PASSAGE GIVEN
Giter VIP home page Giter VIP logo

Comments (42)

casperdcl avatar casperdcl commented on May 10, 2024

Yes, I'm aware of this and working on a fix. It's good to still have a dynamic miniters (we don't want to check mininterval every iteration because that would imply a call to time() every iteration, which is rubbish for overhead.) My idea is to decrease miniters dynamically (as well increase dynamically like in the current version)

from tqdm.

BertrandBordage avatar BertrandBordage commented on May 10, 2024

Additional thoughts:

  • Why not remove miniters? This parameter seems useless, I really can’t imagine a case where one would use it instead of mininterval. Even mininterval is not really useful, it’s cool having it and we should keep it, but it’s unlikely that someone wants to see a slower or faster update rate than 0.1 s.
  • mininterval, like ncols (and miniters if we keep it), are not PEP8 names, and could be easier to understand. I suggest refresh_time for mininterval and width for ncols (the number of columns being the unit, not what it means to users).

from tqdm.

casperdcl avatar casperdcl commented on May 10, 2024

I never really intended miniters or mininterval for end-users to make use of... like I said, they are really internal parameters for the sake of optimisation

from tqdm.

BertrandBordage avatar BertrandBordage commented on May 10, 2024

Ah didn’t realize it was a way to prevent from executing time() too much.
That makes the problem more complex, indeed.

WORK TO DO
(A) In the tqdm discussion, reproduce the part that opens with the words containing "I never really" and closes with "more complex, indeed.", swapping "internal" for "hidden".
(B) In the tqdm discussion, what new names are proposed for mininterval and ncols?
(C) Condense the paragraph of the tqdm discussion that begins "Yes, I'm aware of this" into two sentences, keeping its main facts.
The data plays no part in any of this.

SUPPLIED MATERIAL
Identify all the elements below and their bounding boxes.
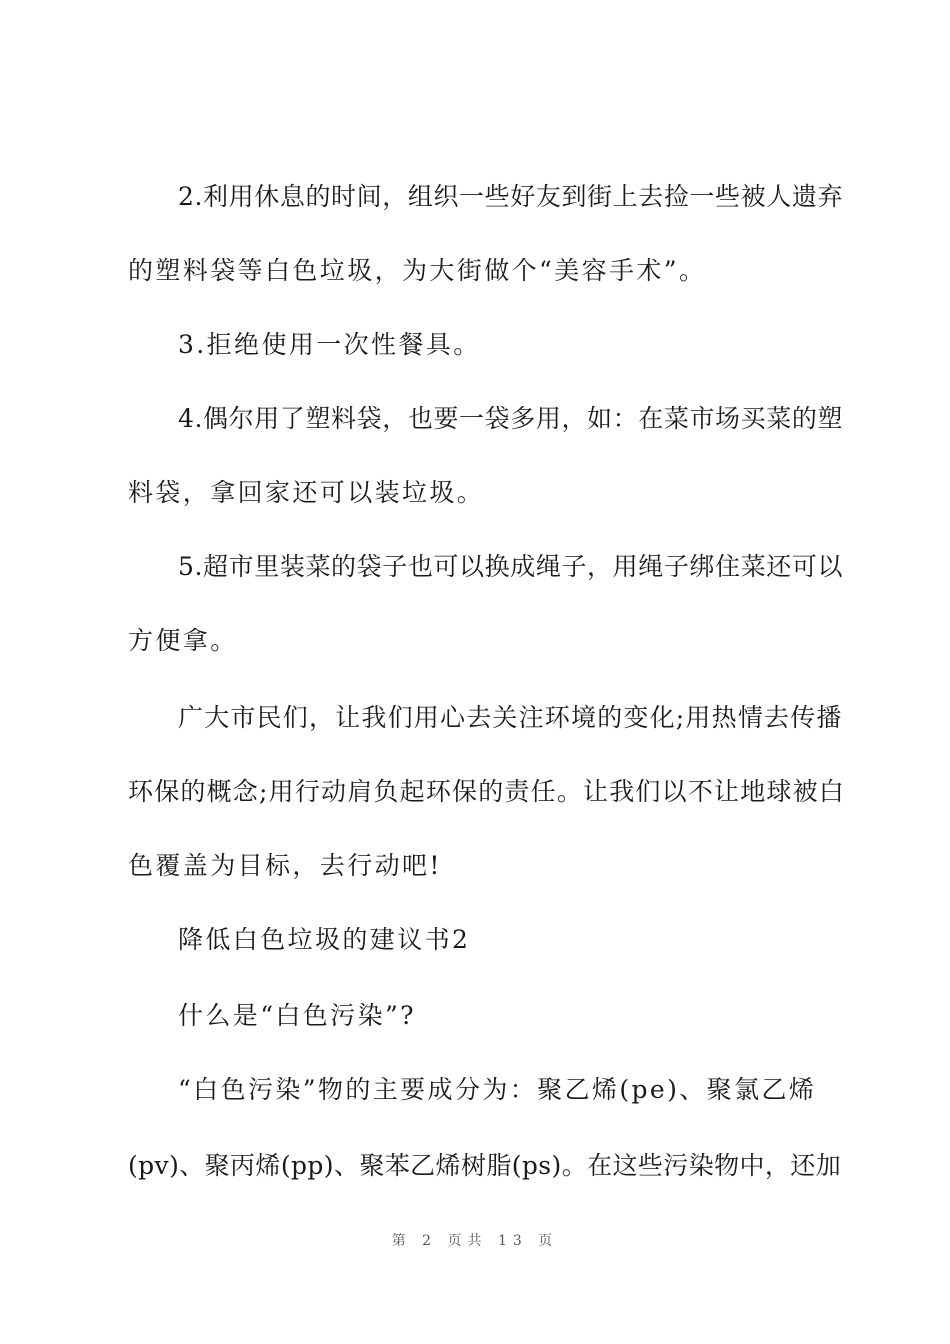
section-heading: 降低白色垃圾的建议书2: [178, 925, 471, 954]
text-line: 4.偶尔用了塑料袋，也要一袋多用，如：在菜市场买菜的塑: [178, 404, 844, 433]
text-line: 什么是“白色污染”?: [178, 1001, 416, 1030]
text-line: 方便拿。: [128, 626, 238, 655]
text-line: 3.拒绝使用一次性餐具。: [178, 330, 481, 359]
text-line: 广大市民们，让我们用心去关注环境的变化;用热情去传播: [178, 703, 843, 732]
text-line: 色覆盖为目标，去行动吧!: [128, 851, 442, 880]
text-line: 环保的概念;用行动肩负起环保的责任。让我们以不让地球被白: [128, 777, 846, 806]
text-line: 的塑料袋等白色垃圾，为大街做个“美容手术”。: [128, 256, 707, 285]
text-line: “白色污染”物的主要成分为：聚乙烯(pe)、聚氯乙烯: [178, 1075, 817, 1104]
text-line: (pv)、聚丙烯(pp)、聚苯乙烯树脂(ps)。在这些污染物中，还加: [128, 1151, 842, 1180]
text-line: 料袋，拿回家还可以装垃圾。: [128, 478, 485, 507]
text-line: 2.利用休息的时间，组织一些好友到街上去捡一些被人遗弃: [178, 182, 844, 211]
page-footer: 第 2 页共 13 页: [391, 1233, 559, 1249]
text-line: 5.超市里装菜的袋子也可以换成绳子，用绳子绑住菜还可以: [178, 552, 844, 581]
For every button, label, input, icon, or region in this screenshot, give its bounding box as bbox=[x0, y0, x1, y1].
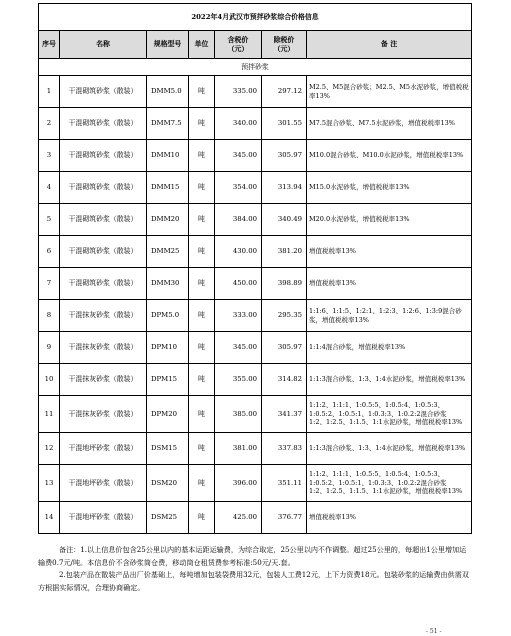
cell-no: 3 bbox=[39, 140, 60, 172]
cell-remark: 1:1:2、1:1:1、1:0.5:5、1:0.5:4、1:0.5:3、1:0.5:2、1:0.5:1、1:0.3:3、1:0.2:2混合砂浆 1:2、1:2.5、1:1.5、1:1水泥砂浆，增值税税率13% bbox=[307, 396, 472, 433]
cell-no: 9 bbox=[39, 332, 60, 364]
table-row bbox=[39, 332, 472, 364]
cell-tax-price: 345.00 bbox=[215, 140, 262, 172]
cell-spec: DMM30 bbox=[147, 268, 189, 300]
cell-name: 干混砌筑砂浆（散装） bbox=[60, 268, 147, 300]
table-row bbox=[39, 140, 472, 172]
header-no: 序号 bbox=[39, 31, 60, 59]
cell-unit: 吨 bbox=[189, 172, 215, 204]
cell-name: 干混砌筑砂浆（散装） bbox=[60, 172, 147, 204]
cell-spec: DMM15 bbox=[147, 172, 189, 204]
cell-tax-price: 340.00 bbox=[215, 108, 262, 140]
cell-notax-price: 376.77 bbox=[262, 502, 307, 534]
cell-tax-price: 355.00 bbox=[215, 364, 262, 396]
cell-notax-price: 340.49 bbox=[262, 204, 307, 236]
cell-spec: DPM20 bbox=[147, 396, 189, 433]
cell-notax-price: 351.11 bbox=[262, 465, 307, 502]
cell-notax-price: 398.89 bbox=[262, 268, 307, 300]
cell-remark: M10.0混合砂浆、M10.0水泥砂浆，增值税税率13% bbox=[307, 140, 472, 172]
cell-notax-price: 297.12 bbox=[262, 76, 307, 108]
cell-remark: 1:1:3混合砂浆、1:3、1:4水泥砂浆，增值税税率13% bbox=[307, 364, 472, 396]
cell-unit: 吨 bbox=[189, 236, 215, 268]
cell-notax-price: 313.94 bbox=[262, 172, 307, 204]
cell-name: 干混地坪砂浆（散装） bbox=[60, 465, 147, 502]
table-title: 2022年4月武汉市预拌砂浆综合价格信息 bbox=[39, 4, 472, 31]
cell-no: 14 bbox=[39, 502, 60, 534]
cell-name: 干混地坪砂浆（散装） bbox=[60, 433, 147, 465]
cell-spec: DPM10 bbox=[147, 332, 189, 364]
cell-spec: DSM25 bbox=[147, 502, 189, 534]
cell-remark: 1:1:4混合砂浆，增值税税率13% bbox=[307, 332, 472, 364]
header-name: 名称 bbox=[60, 31, 147, 59]
cell-tax-price: 381.00 bbox=[215, 433, 262, 465]
cell-remark: M20.0水泥砂浆，增值税税率13% bbox=[307, 204, 472, 236]
cell-spec: DMM7.5 bbox=[147, 108, 189, 140]
header-tax-price-line2: （元） bbox=[227, 44, 249, 53]
cell-unit: 吨 bbox=[189, 364, 215, 396]
cell-notax-price: 314.82 bbox=[262, 364, 307, 396]
cell-unit: 吨 bbox=[189, 465, 215, 502]
price-table bbox=[38, 3, 472, 534]
header-unit: 单位 bbox=[189, 31, 215, 59]
cell-name: 干混砌筑砂浆（散装） bbox=[60, 108, 147, 140]
cell-tax-price: 345.00 bbox=[215, 332, 262, 364]
page-number: - 51 - bbox=[426, 628, 442, 635]
section-label: 预拌砂浆 bbox=[39, 59, 472, 76]
header-spec: 规格型号 bbox=[147, 31, 189, 59]
header-remark: 备 注 bbox=[307, 31, 472, 59]
cell-remark: 1:1:2、1:1:1、1:0.5:5、1:0.5:4、1:0.5:3、1:0.5:2、1:0.5:1、1:0.3:3、1:0.2:2混合砂浆 1:2、1:2.5、1:1.5、1:1水泥砂浆，增值税税率13% bbox=[307, 465, 472, 502]
header-tax-price bbox=[215, 31, 262, 59]
cell-remark: 增值税税率13% bbox=[307, 236, 472, 268]
table-row bbox=[39, 108, 472, 140]
cell-tax-price: 430.00 bbox=[215, 236, 262, 268]
header-row bbox=[39, 31, 472, 59]
table-row bbox=[39, 300, 472, 332]
cell-notax-price: 337.83 bbox=[262, 433, 307, 465]
notes bbox=[38, 544, 471, 594]
table-row bbox=[39, 236, 472, 268]
table-row bbox=[39, 172, 472, 204]
cell-remark: 1:1:6、1:1:5、1:2:1、1:2:3、1:2:6、1:3:9混合砂浆，增值税税率13% bbox=[307, 300, 472, 332]
cell-notax-price: 341.37 bbox=[262, 396, 307, 433]
header-notax-price-line2: （元） bbox=[273, 44, 295, 53]
cell-unit: 吨 bbox=[189, 433, 215, 465]
table-row bbox=[39, 364, 472, 396]
header-tax-price-line1: 含税价 bbox=[227, 35, 249, 44]
cell-tax-price: 333.00 bbox=[215, 300, 262, 332]
cell-no: 10 bbox=[39, 364, 60, 396]
cell-unit: 吨 bbox=[189, 268, 215, 300]
cell-remark: M15.0水泥砂浆，增值税税率13% bbox=[307, 172, 472, 204]
cell-unit: 吨 bbox=[189, 204, 215, 236]
note-2: 2.包装产品在散装产品出厂价基础上，每吨增加包装袋费用32元，包装人工费12元，上下力资费18元。包装砂浆的运输费由供需双方根据实际情况，合理协商确定。 bbox=[38, 570, 469, 592]
cell-unit: 吨 bbox=[189, 76, 215, 108]
cell-name: 干混地坪砂浆（散装） bbox=[60, 502, 147, 534]
cell-name: 干混抹灰砂浆（散装） bbox=[60, 300, 147, 332]
cell-no: 7 bbox=[39, 268, 60, 300]
cell-tax-price: 425.00 bbox=[215, 502, 262, 534]
cell-unit: 吨 bbox=[189, 108, 215, 140]
cell-spec: DMM20 bbox=[147, 204, 189, 236]
cell-tax-price: 335.00 bbox=[215, 76, 262, 108]
cell-no: 5 bbox=[39, 204, 60, 236]
cell-no: 12 bbox=[39, 433, 60, 465]
cell-name: 干混砌筑砂浆（散装） bbox=[60, 76, 147, 108]
cell-notax-price: 305.97 bbox=[262, 140, 307, 172]
cell-name: 干混砌筑砂浆（散装） bbox=[60, 204, 147, 236]
cell-name: 干混砌筑砂浆（散装） bbox=[60, 140, 147, 172]
cell-spec: DSM20 bbox=[147, 465, 189, 502]
cell-notax-price: 305.97 bbox=[262, 332, 307, 364]
cell-unit: 吨 bbox=[189, 140, 215, 172]
table-row bbox=[39, 502, 472, 534]
cell-unit: 吨 bbox=[189, 300, 215, 332]
cell-no: 4 bbox=[39, 172, 60, 204]
cell-remark: 增值税税率13% bbox=[307, 268, 472, 300]
cell-tax-price: 354.00 bbox=[215, 172, 262, 204]
cell-remark: 1:1:3混合砂浆、1:3、1:4水泥砂浆，增值税税率13% bbox=[307, 433, 472, 465]
cell-notax-price: 381.20 bbox=[262, 236, 307, 268]
cell-unit: 吨 bbox=[189, 502, 215, 534]
cell-notax-price: 301.55 bbox=[262, 108, 307, 140]
cell-name: 干混抹灰砂浆（散装） bbox=[60, 396, 147, 433]
cell-no: 13 bbox=[39, 465, 60, 502]
cell-no: 8 bbox=[39, 300, 60, 332]
cell-notax-price: 295.35 bbox=[262, 300, 307, 332]
cell-tax-price: 384.00 bbox=[215, 204, 262, 236]
table-row bbox=[39, 396, 472, 433]
table-row bbox=[39, 465, 472, 502]
cell-no: 2 bbox=[39, 108, 60, 140]
cell-remark: 增值税税率13% bbox=[307, 502, 472, 534]
cell-spec: DMM25 bbox=[147, 236, 189, 268]
cell-name: 干混抹灰砂浆（散装） bbox=[60, 364, 147, 396]
cell-tax-price: 450.00 bbox=[215, 268, 262, 300]
cell-name: 干混抹灰砂浆（散装） bbox=[60, 332, 147, 364]
cell-unit: 吨 bbox=[189, 332, 215, 364]
cell-no: 11 bbox=[39, 396, 60, 433]
cell-spec: DSM15 bbox=[147, 433, 189, 465]
table-row bbox=[39, 76, 472, 108]
table-row bbox=[39, 204, 472, 236]
cell-no: 6 bbox=[39, 236, 60, 268]
table-row bbox=[39, 268, 472, 300]
header-notax-price bbox=[262, 31, 307, 59]
cell-remark: M7.5混合砂浆、M7.5水泥砂浆，增值税税率13% bbox=[307, 108, 472, 140]
cell-spec: DPM5.0 bbox=[147, 300, 189, 332]
table-row bbox=[39, 433, 472, 465]
cell-tax-price: 385.00 bbox=[215, 396, 262, 433]
cell-name: 干混砌筑砂浆（散装） bbox=[60, 236, 147, 268]
cell-tax-price: 396.00 bbox=[215, 465, 262, 502]
cell-unit: 吨 bbox=[189, 396, 215, 433]
cell-spec: DPM15 bbox=[147, 364, 189, 396]
note-1: 备注：1.以上信息价包含25公里以内的基本运距运输费，为综合取定，25公里以内不作调整。超过25公里的，每超出1公里增加运输费0.7元/吨。本信息价不含砂浆筒仓费，移动筒仓租赁费参考标准:50元/天.套。 bbox=[38, 545, 467, 567]
cell-spec: DMM5.0 bbox=[147, 76, 189, 108]
cell-remark: M2.5、M5混合砂浆；M2.5、M5水泥砂浆，增值税税率13% bbox=[307, 76, 472, 108]
cell-no: 1 bbox=[39, 76, 60, 108]
cell-spec: DMM10 bbox=[147, 140, 189, 172]
header-notax-price-line1: 除税价 bbox=[273, 35, 295, 44]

SOLVED PROBLEMS
(A)
I never really intended miniters or mininterval for end-users to make use of... like I said, they are really hidden parameters for the sake of optimisation

from tqdm.

BertrandBordage avatar BertrandBordage commented on May 10, 2024

Ah didn’t realize it was a way to prevent from executing time() too much.
That makes the problem more complex, indeed.

(B) The proposed names are refresh_time for mininterval and width for ncols.

(C) The commenter is working on a fix and wants to keep miniters dynamic, because checking mininterval on every iteration would mean calling time() each time, which adds too much overhead. The plan is to let miniters decrease dynamically, as well as increase dynamically as it does in the current version.